> [ROWS]:
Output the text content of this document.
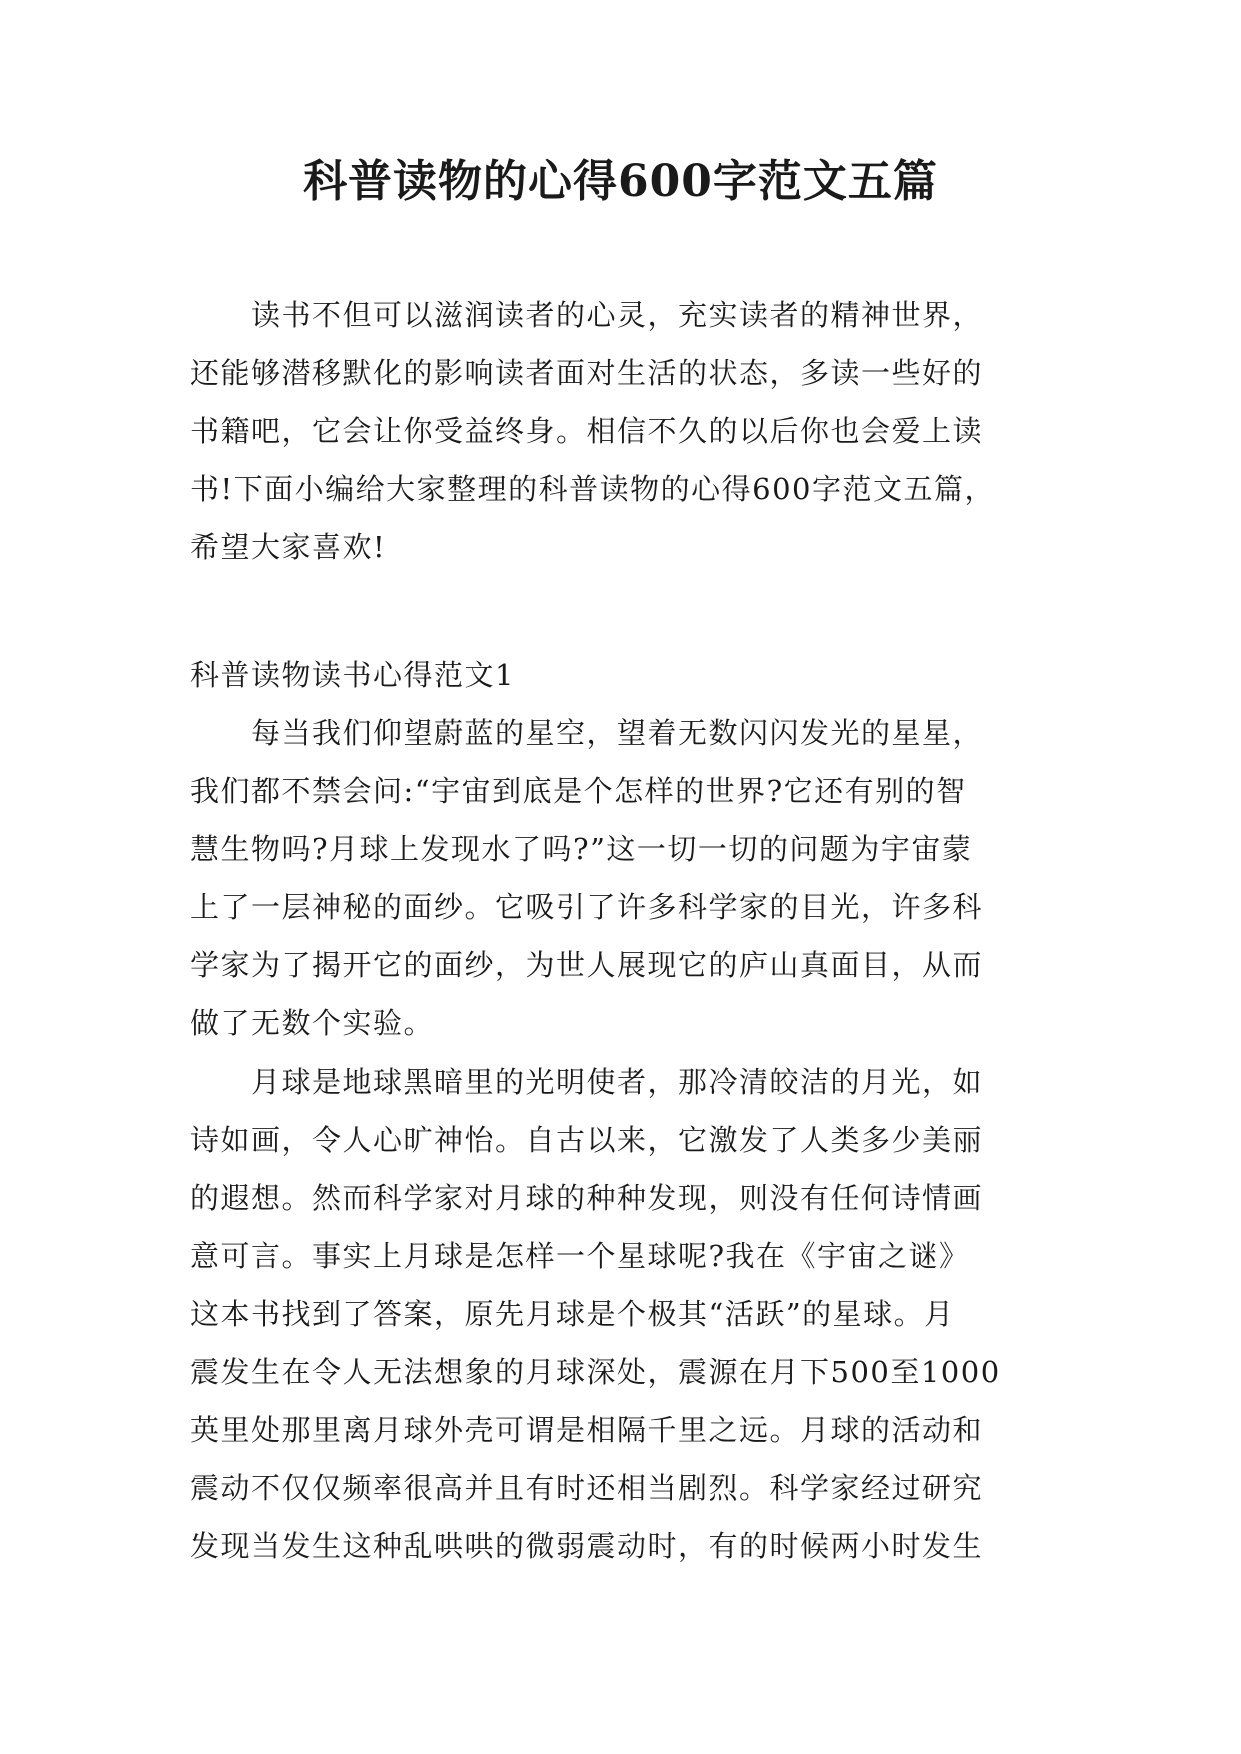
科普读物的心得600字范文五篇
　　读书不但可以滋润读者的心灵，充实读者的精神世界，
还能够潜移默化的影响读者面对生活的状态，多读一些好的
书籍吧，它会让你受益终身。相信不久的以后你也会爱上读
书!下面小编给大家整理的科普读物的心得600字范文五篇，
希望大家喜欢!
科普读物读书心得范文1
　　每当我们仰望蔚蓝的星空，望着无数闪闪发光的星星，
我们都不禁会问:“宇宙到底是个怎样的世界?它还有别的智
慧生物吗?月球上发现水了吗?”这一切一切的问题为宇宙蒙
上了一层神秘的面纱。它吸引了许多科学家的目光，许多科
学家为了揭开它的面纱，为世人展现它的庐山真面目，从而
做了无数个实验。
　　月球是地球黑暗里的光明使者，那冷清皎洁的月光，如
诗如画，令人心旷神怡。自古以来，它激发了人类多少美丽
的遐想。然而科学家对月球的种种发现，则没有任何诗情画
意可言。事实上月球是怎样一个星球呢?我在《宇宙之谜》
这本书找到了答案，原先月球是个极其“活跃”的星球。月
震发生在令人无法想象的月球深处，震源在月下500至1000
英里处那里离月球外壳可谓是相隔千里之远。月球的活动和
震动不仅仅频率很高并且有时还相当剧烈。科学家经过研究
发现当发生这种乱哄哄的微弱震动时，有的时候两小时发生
* * *
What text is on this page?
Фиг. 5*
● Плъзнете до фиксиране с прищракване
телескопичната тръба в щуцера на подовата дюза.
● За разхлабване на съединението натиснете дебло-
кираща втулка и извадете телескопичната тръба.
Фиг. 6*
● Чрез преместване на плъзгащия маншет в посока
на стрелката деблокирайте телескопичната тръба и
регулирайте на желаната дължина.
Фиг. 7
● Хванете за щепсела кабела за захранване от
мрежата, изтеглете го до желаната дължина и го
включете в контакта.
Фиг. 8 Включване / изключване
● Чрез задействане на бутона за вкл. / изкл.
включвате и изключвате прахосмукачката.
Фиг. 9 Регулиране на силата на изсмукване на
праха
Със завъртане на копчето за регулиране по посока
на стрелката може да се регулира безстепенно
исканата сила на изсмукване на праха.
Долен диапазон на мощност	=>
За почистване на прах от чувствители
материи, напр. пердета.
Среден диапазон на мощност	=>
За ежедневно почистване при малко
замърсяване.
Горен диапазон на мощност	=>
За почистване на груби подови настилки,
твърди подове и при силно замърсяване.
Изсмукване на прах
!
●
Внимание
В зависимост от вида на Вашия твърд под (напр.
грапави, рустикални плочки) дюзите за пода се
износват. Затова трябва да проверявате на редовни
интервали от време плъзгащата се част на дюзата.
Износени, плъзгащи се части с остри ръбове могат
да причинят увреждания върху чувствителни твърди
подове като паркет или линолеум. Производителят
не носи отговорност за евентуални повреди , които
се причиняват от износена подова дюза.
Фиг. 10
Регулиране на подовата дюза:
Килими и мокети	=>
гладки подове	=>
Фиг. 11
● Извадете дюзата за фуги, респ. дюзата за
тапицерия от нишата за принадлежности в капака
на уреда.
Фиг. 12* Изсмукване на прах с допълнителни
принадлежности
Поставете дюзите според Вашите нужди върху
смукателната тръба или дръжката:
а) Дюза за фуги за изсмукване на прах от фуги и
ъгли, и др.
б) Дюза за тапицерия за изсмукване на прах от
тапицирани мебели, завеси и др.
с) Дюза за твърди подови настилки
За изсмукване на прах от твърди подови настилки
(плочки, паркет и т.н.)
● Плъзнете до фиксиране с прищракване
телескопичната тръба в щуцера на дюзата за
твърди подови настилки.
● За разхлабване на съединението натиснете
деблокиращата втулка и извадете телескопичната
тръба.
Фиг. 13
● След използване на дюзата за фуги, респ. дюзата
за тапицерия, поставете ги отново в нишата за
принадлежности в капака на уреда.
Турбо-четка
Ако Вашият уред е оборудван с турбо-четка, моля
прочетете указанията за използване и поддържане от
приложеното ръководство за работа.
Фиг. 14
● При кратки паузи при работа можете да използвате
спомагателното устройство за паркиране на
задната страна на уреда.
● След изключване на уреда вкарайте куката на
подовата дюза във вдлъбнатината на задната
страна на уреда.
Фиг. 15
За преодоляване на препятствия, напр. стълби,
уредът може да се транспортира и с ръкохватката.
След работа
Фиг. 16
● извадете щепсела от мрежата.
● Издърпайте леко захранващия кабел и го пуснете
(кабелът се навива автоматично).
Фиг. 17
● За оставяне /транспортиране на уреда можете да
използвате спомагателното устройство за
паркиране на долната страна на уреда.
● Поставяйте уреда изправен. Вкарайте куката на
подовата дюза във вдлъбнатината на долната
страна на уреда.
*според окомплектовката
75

> [GOAL]: List each line in the listing that contains the string "диапазон".

> [WRITTEN REPLY]:
Долен диапазон на мощност	=>
Среден диапазон на мощност	=>
Горен диапазон на мощност	=>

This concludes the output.